Sep 14, 2015 Theatre

Opera is an expensive business, but there’s expensive and then there’s expensive. “The Metropolitan Opera in New York runs on a budget of about a million dollars a day. A day,” says Auckland tenor Simon O’Neill.

“My big career break was as the Met’s cover for Placido Domingo. I’d sit on the stage, ready to go on if he needed me, and for that I was paid $4000 a night. To sit on the side of the stage and watch my idol sing. So consider the fact that New Zealand Opera is putting on these extraordinary productions for just a few million dollars total. It’s a form of genius.”

O’Neill sings Cavaradossi, the tenor lead in Puccini’s Tosca. He’s played the part at the Berlin State Opera, the Hamburg State Opera, in Tokyo at the New National Theatre… “My career is Wagner, essentially, and Puccini has been my love affair on the side. I get into the great opera houses with Wagner. Once I’m in there, they say, hey, can you do Puccini for us as well? It’s not so common to mix the styles these days; people are more specialised.”

• [Stated task 1] Duplicate the part of the Simon O'Neill passage between "Sep 14, 2015" and "tenor Simon O’Neill.", inclusive.
• [Stated task 2] In the Simon O'Neill passage, how much was he paid per night as the Met's cover for Placido Domingo?

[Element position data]
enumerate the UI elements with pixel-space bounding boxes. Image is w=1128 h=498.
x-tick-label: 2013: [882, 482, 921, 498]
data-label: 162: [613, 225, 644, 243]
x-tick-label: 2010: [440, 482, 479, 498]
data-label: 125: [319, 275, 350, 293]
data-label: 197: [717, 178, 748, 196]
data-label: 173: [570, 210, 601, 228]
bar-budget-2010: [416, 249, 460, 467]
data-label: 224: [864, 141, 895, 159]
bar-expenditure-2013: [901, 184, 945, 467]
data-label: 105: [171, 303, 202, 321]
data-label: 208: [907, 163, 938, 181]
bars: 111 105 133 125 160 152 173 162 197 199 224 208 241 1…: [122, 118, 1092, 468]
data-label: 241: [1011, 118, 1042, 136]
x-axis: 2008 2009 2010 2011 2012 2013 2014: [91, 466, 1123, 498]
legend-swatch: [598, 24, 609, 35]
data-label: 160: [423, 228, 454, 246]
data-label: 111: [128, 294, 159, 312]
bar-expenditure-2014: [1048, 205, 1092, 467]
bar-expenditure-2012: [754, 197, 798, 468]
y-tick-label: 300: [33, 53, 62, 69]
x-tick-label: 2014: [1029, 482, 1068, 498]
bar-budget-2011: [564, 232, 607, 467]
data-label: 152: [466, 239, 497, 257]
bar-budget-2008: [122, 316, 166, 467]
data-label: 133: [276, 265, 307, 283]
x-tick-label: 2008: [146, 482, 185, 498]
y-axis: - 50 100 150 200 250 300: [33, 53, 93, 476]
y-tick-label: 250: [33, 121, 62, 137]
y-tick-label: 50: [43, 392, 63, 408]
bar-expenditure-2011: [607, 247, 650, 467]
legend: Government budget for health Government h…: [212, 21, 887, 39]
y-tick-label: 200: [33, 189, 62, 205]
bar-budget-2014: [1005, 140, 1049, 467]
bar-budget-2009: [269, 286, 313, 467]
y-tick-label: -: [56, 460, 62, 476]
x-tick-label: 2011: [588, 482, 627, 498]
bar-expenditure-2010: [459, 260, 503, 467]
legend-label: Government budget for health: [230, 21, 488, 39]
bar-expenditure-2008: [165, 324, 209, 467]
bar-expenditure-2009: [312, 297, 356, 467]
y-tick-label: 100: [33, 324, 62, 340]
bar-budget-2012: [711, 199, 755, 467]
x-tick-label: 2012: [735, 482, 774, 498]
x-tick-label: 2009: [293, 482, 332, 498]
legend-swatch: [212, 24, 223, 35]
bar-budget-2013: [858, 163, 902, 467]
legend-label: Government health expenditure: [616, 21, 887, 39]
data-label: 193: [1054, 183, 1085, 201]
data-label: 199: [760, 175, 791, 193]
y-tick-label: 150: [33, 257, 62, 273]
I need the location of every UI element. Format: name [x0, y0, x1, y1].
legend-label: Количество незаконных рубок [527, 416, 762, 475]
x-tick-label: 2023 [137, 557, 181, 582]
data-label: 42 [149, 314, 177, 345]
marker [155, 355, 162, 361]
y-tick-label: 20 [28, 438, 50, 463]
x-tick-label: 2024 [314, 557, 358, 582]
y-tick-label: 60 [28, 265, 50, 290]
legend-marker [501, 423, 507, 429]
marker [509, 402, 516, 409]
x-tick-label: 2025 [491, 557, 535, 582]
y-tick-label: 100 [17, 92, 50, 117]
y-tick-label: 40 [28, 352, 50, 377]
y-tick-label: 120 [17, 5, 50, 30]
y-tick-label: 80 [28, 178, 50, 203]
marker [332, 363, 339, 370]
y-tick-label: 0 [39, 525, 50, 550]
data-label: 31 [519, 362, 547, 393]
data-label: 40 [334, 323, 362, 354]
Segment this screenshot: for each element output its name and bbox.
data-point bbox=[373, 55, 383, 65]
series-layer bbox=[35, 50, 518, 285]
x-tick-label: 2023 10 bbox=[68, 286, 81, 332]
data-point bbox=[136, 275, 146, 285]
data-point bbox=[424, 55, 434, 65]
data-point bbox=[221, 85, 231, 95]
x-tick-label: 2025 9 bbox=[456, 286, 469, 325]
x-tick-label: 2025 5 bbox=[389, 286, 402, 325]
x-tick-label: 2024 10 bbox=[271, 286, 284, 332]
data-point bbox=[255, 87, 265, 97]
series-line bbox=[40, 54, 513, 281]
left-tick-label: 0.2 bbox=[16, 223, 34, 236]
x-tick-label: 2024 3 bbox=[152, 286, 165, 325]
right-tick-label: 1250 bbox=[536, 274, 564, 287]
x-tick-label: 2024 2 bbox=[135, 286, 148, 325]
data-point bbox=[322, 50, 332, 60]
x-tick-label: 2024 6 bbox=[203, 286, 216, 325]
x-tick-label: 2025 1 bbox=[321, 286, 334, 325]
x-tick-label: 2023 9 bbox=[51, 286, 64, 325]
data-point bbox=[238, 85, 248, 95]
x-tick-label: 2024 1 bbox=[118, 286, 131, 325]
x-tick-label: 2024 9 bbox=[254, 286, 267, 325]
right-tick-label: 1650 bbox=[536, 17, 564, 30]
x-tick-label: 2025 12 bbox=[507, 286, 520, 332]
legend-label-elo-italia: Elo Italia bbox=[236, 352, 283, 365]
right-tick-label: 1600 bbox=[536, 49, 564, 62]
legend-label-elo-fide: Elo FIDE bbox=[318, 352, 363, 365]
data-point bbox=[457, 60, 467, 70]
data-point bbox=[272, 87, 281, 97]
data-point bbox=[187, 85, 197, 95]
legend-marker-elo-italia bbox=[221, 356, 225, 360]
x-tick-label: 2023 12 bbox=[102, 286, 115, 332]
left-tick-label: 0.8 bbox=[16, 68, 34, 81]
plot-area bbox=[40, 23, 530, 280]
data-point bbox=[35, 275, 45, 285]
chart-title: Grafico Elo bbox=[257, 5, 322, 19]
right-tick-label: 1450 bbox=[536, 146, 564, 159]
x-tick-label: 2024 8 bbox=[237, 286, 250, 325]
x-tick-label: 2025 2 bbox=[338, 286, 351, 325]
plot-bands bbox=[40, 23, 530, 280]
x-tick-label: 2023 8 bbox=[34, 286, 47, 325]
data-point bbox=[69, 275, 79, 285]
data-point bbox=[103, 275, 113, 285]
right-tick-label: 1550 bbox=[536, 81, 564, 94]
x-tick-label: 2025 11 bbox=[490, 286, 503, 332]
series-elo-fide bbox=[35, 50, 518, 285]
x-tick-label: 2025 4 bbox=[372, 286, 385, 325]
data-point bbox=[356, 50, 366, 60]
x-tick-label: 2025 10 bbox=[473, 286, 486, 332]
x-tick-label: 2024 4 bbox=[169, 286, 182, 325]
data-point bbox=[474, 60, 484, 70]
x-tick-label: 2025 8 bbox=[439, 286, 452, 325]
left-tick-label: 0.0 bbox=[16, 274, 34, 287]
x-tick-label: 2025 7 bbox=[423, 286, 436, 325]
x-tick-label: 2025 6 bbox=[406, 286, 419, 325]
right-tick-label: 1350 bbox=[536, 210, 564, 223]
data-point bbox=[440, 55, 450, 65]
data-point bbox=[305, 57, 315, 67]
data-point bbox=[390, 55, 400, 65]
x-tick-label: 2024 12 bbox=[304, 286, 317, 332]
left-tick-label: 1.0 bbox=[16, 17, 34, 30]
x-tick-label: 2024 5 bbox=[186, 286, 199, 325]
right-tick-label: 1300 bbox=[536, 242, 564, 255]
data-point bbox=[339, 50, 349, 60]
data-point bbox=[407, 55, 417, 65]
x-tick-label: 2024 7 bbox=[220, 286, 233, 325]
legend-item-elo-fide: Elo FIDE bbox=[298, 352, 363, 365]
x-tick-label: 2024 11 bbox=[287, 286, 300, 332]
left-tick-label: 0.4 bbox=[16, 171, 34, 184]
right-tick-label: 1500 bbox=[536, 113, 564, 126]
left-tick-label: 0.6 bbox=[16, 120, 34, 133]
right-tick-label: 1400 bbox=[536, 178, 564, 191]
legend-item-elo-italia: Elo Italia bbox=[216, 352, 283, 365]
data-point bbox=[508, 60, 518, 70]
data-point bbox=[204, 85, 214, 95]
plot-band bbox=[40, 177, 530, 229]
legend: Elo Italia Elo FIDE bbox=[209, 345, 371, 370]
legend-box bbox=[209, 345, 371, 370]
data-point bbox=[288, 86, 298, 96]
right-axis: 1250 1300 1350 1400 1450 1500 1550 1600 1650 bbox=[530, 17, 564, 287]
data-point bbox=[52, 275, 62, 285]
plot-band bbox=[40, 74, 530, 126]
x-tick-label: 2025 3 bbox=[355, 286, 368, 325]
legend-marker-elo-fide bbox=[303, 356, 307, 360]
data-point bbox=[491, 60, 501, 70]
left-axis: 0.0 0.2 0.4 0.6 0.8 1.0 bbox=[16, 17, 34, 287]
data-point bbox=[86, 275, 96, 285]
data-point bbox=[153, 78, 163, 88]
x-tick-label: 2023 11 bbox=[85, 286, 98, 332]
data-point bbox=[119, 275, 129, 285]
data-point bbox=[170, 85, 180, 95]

• [Solution 1]
Sep 14, 2015 Theatre

Opera is an expensive business, but there’s expensive and then there’s expensive. “The Metropolitan Opera in New York runs on a budget of about a million dollars a day. A day,” says Auckland tenor Simon O’Neill.

• [Solution 2] $4000 a night.